[Stored entries]

*****

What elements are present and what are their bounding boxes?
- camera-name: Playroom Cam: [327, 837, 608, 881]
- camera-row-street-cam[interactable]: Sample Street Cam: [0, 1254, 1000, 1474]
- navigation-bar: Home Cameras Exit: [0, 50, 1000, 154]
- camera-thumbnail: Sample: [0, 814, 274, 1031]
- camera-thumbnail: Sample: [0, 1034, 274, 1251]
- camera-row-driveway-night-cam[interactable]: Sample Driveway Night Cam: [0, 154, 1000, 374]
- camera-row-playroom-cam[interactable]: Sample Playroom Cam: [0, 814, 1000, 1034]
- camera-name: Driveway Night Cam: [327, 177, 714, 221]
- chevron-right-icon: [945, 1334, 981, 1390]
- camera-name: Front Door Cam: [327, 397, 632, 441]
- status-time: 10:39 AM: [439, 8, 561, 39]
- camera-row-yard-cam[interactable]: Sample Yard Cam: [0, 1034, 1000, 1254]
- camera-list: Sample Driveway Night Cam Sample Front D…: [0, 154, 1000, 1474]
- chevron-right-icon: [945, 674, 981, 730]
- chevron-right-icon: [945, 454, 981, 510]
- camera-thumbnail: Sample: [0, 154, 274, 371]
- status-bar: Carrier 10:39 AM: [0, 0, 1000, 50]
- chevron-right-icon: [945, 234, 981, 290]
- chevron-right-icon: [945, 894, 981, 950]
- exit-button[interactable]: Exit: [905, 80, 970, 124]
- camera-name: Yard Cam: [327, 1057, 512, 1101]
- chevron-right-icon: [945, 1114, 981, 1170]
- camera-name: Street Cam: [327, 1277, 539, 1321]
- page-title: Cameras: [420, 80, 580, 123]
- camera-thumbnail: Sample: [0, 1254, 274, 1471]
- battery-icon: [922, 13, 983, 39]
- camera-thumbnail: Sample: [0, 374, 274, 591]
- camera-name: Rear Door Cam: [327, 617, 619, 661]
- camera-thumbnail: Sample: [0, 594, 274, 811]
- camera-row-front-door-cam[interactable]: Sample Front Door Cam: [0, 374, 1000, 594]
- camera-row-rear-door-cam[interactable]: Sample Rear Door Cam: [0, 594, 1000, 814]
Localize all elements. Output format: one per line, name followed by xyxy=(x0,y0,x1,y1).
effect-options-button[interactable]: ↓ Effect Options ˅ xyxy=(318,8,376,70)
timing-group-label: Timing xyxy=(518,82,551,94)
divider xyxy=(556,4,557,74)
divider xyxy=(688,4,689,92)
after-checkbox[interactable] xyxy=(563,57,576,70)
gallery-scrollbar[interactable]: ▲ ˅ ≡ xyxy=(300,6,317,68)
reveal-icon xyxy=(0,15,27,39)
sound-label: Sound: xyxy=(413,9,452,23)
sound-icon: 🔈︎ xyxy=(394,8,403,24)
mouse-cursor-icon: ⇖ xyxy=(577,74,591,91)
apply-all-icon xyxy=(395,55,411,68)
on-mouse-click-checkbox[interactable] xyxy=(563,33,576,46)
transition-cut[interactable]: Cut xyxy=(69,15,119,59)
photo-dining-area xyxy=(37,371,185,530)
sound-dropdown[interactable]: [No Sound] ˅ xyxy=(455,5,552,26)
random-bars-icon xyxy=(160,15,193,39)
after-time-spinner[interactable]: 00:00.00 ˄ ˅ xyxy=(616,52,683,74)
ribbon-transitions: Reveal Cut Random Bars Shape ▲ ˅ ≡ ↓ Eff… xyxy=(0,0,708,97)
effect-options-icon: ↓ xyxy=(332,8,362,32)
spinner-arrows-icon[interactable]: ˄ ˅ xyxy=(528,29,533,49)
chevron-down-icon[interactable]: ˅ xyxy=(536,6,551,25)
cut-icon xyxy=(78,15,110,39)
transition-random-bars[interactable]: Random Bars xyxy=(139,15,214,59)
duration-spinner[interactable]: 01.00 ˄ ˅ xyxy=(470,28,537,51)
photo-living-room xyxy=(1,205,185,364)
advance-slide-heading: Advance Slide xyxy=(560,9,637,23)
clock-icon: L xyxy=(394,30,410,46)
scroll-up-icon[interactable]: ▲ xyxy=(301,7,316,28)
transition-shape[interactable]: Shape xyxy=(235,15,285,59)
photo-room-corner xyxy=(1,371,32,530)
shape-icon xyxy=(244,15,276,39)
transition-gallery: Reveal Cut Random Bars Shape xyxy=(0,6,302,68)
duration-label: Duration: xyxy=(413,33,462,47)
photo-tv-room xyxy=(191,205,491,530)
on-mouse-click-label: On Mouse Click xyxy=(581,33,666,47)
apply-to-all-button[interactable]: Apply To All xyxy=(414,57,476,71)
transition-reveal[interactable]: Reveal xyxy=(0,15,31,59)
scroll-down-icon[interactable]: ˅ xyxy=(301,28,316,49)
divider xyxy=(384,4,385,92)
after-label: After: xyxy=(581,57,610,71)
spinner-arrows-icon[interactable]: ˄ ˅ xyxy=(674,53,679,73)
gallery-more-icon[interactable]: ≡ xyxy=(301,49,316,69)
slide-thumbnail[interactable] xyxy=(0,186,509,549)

*****

* Written request:
Please reproduce all of the lines above word for word.

* Solution:
What elements are present and what are their bounding boxes?
- camera-name: Playroom Cam: [327, 837, 608, 881]
- camera-row-street-cam[interactable]: Sample Street Cam: [0, 1254, 1000, 1474]
- navigation-bar: Home Cameras Exit: [0, 50, 1000, 154]
- camera-thumbnail: Sample: [0, 814, 274, 1031]
- camera-thumbnail: Sample: [0, 1034, 274, 1251]
- camera-row-driveway-night-cam[interactable]: Sample Driveway Night Cam: [0, 154, 1000, 374]
- camera-row-playroom-cam[interactable]: Sample Playroom Cam: [0, 814, 1000, 1034]
- camera-name: Driveway Night Cam: [327, 177, 714, 221]
- chevron-right-icon: [945, 1334, 981, 1390]
- camera-name: Front Door Cam: [327, 397, 632, 441]
- status-time: 10:39 AM: [439, 8, 561, 39]
- camera-row-yard-cam[interactable]: Sample Yard Cam: [0, 1034, 1000, 1254]
- camera-list: Sample Driveway Night Cam Sample Front D…: [0, 154, 1000, 1474]
- chevron-right-icon: [945, 674, 981, 730]
- chevron-right-icon: [945, 454, 981, 510]
- camera-thumbnail: Sample: [0, 154, 274, 371]
- status-bar: Carrier 10:39 AM: [0, 0, 1000, 50]
- chevron-right-icon: [945, 234, 981, 290]
- chevron-right-icon: [945, 894, 981, 950]
- exit-button[interactable]: Exit: [905, 80, 970, 124]
- camera-name: Yard Cam: [327, 1057, 512, 1101]
- chevron-right-icon: [945, 1114, 981, 1170]
- camera-name: Street Cam: [327, 1277, 539, 1321]
- page-title: Cameras: [420, 80, 580, 123]
- camera-thumbnail: Sample: [0, 1254, 274, 1471]
- battery-icon: [922, 13, 983, 39]
- camera-thumbnail: Sample: [0, 374, 274, 591]
- camera-name: Rear Door Cam: [327, 617, 619, 661]
- camera-thumbnail: Sample: [0, 594, 274, 811]
- camera-row-front-door-cam[interactable]: Sample Front Door Cam: [0, 374, 1000, 594]
- camera-row-rear-door-cam[interactable]: Sample Rear Door Cam: [0, 594, 1000, 814]
Localize all elements. Output format: one per line, name followed by xyxy=(x0,y0,x1,y1).
effect-options-button[interactable]: ↓ Effect Options ˅ xyxy=(318,8,376,70)
timing-group-label: Timing xyxy=(518,82,551,94)
divider xyxy=(556,4,557,74)
divider xyxy=(688,4,689,92)
after-checkbox[interactable] xyxy=(563,57,576,70)
gallery-scrollbar[interactable]: ▲ ˅ ≡ xyxy=(300,6,317,68)
reveal-icon xyxy=(0,15,27,39)
sound-label: Sound: xyxy=(413,9,452,23)
sound-icon: 🔈︎ xyxy=(394,8,403,24)
mouse-cursor-icon: ⇖ xyxy=(577,74,591,91)
apply-all-icon xyxy=(395,55,411,68)
on-mouse-click-checkbox[interactable] xyxy=(563,33,576,46)
transition-cut[interactable]: Cut xyxy=(69,15,119,59)
photo-dining-area xyxy=(37,371,185,530)
sound-dropdown[interactable]: [No Sound] ˅ xyxy=(455,5,552,26)
random-bars-icon xyxy=(160,15,193,39)
after-time-spinner[interactable]: 00:00.00 ˄ ˅ xyxy=(616,52,683,74)
ribbon-transitions: Reveal Cut Random Bars Shape ▲ ˅ ≡ ↓ Eff… xyxy=(0,0,708,97)
effect-options-icon: ↓ xyxy=(332,8,362,32)
spinner-arrows-icon[interactable]: ˄ ˅ xyxy=(528,29,533,49)
chevron-down-icon[interactable]: ˅ xyxy=(536,6,551,25)
cut-icon xyxy=(78,15,110,39)
transition-random-bars[interactable]: Random Bars xyxy=(139,15,214,59)
duration-spinner[interactable]: 01.00 ˄ ˅ xyxy=(470,28,537,51)
photo-living-room xyxy=(1,205,185,364)
advance-slide-heading: Advance Slide xyxy=(560,9,637,23)
clock-icon: L xyxy=(394,30,410,46)
scroll-up-icon[interactable]: ▲ xyxy=(301,7,316,28)
transition-shape[interactable]: Shape xyxy=(235,15,285,59)
photo-room-corner xyxy=(1,371,32,530)
shape-icon xyxy=(244,15,276,39)
transition-gallery: Reveal Cut Random Bars Shape xyxy=(0,6,302,68)
duration-label: Duration: xyxy=(413,33,462,47)
photo-tv-room xyxy=(191,205,491,530)
on-mouse-click-label: On Mouse Click xyxy=(581,33,666,47)
apply-to-all-button[interactable]: Apply To All xyxy=(414,57,476,71)
transition-reveal[interactable]: Reveal xyxy=(0,15,31,59)
scroll-down-icon[interactable]: ˅ xyxy=(301,28,316,49)
divider xyxy=(384,4,385,92)
after-label: After: xyxy=(581,57,610,71)
spinner-arrows-icon[interactable]: ˄ ˅ xyxy=(674,53,679,73)
gallery-more-icon[interactable]: ≡ xyxy=(301,49,316,69)
slide-thumbnail[interactable] xyxy=(0,186,509,549)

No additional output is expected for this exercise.